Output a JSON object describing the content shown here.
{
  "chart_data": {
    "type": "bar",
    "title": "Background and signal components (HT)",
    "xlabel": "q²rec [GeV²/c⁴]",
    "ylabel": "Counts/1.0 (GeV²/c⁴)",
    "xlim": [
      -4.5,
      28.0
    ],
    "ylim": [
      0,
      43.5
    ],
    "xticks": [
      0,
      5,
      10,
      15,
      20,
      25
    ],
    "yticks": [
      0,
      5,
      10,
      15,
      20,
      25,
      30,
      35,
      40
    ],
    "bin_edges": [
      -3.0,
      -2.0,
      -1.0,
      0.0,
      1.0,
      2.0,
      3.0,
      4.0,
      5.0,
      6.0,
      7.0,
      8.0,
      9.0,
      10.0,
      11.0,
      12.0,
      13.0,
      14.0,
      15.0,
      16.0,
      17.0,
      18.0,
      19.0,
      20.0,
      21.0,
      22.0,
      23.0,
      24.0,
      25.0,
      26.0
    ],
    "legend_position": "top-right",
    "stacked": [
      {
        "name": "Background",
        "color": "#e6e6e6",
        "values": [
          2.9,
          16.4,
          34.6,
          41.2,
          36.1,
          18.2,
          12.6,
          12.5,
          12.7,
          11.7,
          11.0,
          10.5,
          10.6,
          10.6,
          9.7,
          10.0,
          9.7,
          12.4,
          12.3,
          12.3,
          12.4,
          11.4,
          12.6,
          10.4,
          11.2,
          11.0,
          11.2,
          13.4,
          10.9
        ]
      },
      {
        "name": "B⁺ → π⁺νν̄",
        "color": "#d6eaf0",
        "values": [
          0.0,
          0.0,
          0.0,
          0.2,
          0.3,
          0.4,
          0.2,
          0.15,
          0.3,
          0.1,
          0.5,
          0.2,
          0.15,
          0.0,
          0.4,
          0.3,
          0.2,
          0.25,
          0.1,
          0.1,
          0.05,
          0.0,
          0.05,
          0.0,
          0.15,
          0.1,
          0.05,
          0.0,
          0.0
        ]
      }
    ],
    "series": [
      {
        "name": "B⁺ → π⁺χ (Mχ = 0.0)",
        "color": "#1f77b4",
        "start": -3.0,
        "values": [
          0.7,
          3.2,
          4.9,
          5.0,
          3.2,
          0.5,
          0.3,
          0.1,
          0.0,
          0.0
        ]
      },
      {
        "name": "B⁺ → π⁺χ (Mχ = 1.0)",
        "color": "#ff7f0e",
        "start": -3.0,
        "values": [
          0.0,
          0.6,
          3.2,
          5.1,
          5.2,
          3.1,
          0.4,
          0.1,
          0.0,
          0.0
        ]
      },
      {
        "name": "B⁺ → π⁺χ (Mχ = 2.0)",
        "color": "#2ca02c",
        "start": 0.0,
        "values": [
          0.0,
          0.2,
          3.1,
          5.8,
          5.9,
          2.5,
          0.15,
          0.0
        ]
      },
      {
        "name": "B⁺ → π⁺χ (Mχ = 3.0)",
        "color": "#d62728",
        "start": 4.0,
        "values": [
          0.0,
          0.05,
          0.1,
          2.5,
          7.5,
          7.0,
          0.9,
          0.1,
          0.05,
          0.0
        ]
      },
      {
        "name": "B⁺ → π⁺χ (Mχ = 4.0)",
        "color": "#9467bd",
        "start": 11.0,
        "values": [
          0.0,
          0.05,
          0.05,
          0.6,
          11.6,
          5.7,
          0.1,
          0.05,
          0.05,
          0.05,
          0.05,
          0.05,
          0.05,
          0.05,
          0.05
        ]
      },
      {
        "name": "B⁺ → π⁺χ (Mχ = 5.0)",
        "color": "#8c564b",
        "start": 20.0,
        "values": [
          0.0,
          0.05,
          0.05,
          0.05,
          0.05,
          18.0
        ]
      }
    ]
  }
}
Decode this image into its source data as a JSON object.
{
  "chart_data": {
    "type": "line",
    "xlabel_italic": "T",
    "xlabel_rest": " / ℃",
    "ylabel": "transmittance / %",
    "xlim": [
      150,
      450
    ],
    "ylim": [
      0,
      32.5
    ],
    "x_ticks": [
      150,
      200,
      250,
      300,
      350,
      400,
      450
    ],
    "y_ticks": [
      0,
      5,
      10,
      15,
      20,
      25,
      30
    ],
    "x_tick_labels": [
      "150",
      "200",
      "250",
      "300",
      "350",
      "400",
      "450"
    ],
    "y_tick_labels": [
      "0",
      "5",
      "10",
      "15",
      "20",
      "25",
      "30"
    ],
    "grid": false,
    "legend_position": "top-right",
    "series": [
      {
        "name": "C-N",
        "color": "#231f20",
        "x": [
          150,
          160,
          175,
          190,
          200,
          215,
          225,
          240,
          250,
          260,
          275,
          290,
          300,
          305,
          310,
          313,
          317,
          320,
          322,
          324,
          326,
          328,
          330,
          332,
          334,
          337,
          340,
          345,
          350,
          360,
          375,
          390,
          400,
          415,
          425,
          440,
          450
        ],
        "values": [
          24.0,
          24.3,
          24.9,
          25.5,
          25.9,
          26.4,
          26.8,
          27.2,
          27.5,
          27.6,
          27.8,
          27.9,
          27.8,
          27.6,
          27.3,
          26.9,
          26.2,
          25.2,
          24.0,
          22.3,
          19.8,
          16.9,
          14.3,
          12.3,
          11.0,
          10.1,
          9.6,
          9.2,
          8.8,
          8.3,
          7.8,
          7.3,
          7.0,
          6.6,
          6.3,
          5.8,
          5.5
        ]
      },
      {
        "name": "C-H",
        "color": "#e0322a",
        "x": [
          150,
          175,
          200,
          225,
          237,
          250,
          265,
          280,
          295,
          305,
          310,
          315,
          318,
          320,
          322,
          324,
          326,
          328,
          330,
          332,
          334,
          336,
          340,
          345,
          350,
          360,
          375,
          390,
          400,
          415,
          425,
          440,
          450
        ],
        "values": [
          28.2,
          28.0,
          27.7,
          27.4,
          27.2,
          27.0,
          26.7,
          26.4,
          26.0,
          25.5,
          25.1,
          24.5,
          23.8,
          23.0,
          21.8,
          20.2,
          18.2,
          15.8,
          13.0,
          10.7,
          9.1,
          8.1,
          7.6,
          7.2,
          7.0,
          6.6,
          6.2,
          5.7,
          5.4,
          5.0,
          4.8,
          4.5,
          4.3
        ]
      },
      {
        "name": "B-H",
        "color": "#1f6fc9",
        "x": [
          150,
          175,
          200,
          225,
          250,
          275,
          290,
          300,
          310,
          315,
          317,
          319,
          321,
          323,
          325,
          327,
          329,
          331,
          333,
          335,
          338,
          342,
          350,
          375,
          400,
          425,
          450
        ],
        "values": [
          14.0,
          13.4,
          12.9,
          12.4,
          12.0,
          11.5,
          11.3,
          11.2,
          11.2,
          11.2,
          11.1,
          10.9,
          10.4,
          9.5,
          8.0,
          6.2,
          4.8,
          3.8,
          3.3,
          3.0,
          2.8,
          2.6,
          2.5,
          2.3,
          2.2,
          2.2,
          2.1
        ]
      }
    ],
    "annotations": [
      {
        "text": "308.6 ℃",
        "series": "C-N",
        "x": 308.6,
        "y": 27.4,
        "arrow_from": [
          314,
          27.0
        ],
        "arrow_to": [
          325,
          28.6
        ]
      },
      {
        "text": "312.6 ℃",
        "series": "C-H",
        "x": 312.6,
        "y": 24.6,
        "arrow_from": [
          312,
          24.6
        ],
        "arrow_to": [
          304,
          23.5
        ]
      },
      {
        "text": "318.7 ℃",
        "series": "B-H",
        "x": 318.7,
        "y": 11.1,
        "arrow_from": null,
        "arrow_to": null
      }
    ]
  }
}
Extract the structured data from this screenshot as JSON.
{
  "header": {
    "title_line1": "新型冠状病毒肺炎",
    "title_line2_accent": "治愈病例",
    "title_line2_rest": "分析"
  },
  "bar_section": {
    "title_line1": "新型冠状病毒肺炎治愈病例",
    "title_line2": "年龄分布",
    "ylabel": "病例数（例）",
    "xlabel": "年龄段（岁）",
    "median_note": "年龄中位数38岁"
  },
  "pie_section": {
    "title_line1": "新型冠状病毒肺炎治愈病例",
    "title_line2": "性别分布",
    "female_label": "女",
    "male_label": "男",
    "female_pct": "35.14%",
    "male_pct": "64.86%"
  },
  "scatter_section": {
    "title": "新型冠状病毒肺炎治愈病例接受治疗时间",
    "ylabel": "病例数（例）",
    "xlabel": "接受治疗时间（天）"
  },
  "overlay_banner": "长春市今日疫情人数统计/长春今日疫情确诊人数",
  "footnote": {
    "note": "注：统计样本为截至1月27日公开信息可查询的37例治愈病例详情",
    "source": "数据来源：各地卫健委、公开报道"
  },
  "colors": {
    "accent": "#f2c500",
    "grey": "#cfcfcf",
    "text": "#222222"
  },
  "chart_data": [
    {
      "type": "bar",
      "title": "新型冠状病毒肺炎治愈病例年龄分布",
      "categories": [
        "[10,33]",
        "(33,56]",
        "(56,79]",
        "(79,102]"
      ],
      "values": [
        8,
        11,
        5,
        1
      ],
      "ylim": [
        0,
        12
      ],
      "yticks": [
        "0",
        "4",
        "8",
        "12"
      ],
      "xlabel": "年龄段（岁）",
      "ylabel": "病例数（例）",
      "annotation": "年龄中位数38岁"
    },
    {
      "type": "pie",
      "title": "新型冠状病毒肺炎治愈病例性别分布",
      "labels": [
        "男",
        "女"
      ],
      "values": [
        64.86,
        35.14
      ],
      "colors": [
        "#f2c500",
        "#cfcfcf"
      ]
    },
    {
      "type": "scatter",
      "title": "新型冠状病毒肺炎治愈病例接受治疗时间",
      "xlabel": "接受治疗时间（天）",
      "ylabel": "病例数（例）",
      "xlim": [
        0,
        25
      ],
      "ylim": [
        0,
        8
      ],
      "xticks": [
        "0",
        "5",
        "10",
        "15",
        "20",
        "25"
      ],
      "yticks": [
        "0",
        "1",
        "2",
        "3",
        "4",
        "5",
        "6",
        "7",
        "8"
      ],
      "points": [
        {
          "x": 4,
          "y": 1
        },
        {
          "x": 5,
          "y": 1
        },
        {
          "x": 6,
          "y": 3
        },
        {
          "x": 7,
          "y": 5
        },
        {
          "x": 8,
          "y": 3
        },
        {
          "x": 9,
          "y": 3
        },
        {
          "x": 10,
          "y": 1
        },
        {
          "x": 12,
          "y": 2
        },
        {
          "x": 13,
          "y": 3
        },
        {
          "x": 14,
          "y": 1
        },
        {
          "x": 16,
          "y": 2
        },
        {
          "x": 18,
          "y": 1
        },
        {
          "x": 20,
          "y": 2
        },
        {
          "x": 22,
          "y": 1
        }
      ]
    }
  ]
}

==================================================

- [Your goal]
Tell how many lines hold the string "Background", giving the number and nothing else.

- [Output of the exercise]
2